→ **MATERIAL**
◇ ◇ ◇ ◇ ◇ ◇ ◇

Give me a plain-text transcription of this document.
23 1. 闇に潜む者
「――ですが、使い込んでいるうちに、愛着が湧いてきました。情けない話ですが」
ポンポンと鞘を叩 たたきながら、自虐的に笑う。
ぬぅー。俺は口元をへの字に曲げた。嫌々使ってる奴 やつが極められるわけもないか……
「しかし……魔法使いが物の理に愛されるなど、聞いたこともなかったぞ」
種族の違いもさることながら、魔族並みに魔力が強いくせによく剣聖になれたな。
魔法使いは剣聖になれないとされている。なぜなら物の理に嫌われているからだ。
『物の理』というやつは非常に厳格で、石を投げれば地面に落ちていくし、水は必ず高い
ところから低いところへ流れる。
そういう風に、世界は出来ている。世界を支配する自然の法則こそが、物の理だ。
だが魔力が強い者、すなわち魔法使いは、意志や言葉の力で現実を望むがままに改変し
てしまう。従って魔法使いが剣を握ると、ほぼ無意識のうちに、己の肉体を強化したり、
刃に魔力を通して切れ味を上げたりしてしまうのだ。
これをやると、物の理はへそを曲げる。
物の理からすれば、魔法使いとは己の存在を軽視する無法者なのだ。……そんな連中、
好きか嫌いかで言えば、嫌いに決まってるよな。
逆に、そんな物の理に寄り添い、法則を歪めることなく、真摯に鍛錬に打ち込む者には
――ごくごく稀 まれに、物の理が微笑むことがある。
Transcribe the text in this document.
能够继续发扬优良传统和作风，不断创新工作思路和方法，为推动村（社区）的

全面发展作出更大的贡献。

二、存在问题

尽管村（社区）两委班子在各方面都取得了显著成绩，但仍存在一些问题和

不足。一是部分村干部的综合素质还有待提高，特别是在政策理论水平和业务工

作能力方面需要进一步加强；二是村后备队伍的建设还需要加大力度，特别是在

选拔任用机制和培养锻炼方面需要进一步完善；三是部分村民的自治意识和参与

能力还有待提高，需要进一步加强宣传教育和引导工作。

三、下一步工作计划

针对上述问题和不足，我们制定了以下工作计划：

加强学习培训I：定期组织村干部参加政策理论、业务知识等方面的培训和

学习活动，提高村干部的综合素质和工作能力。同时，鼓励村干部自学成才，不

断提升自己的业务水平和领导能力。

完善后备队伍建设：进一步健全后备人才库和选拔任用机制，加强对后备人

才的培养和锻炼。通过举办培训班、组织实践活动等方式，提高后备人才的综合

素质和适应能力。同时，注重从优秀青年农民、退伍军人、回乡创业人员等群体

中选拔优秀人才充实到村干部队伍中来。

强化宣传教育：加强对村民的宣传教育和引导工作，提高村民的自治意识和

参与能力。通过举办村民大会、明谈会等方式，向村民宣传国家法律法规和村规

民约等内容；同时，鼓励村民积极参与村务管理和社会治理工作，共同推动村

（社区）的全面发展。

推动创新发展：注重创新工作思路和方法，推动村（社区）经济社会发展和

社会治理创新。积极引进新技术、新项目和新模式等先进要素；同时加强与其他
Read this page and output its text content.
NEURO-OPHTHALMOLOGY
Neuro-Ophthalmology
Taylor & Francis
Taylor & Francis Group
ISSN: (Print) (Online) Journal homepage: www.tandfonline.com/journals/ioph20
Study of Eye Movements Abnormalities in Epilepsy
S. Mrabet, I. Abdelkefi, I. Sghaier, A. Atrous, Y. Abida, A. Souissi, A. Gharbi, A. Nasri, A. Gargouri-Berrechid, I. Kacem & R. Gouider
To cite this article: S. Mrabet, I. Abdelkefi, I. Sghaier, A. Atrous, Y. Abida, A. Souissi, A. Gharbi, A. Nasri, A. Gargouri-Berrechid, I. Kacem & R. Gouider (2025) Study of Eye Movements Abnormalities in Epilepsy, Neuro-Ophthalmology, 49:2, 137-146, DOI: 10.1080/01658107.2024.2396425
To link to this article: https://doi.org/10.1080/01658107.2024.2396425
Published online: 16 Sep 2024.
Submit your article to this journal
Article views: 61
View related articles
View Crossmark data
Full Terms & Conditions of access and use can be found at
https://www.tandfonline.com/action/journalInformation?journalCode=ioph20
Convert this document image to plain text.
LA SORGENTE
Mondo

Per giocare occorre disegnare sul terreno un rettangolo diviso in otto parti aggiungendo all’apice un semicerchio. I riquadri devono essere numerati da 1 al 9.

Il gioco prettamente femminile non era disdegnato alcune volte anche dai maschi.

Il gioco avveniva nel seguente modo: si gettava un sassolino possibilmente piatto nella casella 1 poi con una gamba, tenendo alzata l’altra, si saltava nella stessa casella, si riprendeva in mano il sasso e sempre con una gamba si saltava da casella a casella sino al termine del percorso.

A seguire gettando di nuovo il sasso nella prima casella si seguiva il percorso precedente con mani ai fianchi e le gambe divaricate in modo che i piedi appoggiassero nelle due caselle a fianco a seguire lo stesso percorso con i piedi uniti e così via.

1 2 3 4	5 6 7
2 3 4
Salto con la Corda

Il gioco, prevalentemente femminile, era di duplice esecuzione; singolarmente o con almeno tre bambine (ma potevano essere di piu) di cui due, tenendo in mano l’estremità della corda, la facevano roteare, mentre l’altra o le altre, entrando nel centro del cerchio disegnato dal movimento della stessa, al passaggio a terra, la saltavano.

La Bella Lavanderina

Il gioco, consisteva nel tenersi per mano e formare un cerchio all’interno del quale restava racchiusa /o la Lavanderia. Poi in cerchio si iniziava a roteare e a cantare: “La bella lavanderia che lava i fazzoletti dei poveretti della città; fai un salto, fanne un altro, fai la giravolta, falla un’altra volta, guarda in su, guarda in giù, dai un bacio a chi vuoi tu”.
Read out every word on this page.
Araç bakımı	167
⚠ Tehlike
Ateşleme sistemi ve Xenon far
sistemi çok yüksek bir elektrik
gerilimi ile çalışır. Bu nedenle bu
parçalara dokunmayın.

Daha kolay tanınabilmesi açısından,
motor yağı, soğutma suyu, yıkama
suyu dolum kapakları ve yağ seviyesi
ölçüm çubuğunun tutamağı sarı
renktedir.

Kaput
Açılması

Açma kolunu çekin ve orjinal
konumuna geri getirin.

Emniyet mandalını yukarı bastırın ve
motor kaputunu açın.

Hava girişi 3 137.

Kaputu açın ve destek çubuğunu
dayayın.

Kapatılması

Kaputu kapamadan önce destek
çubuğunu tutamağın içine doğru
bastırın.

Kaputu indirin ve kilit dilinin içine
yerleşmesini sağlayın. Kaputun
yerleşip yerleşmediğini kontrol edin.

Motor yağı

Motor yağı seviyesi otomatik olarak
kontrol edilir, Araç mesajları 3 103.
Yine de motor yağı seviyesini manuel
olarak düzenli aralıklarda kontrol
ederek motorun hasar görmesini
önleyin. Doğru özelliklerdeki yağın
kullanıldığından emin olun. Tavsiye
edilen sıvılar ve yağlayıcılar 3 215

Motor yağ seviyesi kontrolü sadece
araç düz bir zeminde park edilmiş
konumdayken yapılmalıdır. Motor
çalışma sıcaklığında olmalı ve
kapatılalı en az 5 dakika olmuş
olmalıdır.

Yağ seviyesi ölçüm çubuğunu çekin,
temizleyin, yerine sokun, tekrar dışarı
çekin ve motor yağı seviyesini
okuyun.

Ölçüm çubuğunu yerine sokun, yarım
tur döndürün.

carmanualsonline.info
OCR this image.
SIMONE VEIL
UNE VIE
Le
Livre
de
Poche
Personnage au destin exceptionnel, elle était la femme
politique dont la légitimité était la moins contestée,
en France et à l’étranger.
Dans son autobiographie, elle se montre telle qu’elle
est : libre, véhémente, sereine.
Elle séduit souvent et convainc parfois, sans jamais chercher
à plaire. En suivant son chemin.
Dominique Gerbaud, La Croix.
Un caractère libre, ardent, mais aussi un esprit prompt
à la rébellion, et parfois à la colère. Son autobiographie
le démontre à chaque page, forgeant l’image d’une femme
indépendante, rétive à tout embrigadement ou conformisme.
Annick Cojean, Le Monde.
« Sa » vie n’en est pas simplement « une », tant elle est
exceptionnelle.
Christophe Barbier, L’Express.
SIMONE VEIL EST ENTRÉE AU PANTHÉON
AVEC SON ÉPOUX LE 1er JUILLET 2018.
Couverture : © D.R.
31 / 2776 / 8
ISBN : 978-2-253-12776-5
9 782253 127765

◇ ◇ ◇ ◇ ◇ ◇ ◇

→ **TASK DIRECTIONS**
Scan the lines for the string "parfois". Copy out each line that matches.

→ **IN RESPONSE**
Elle séduit souvent et convainc parfois, sans jamais chercher
à la rébellion, et parfois à la colère. Son autobiographie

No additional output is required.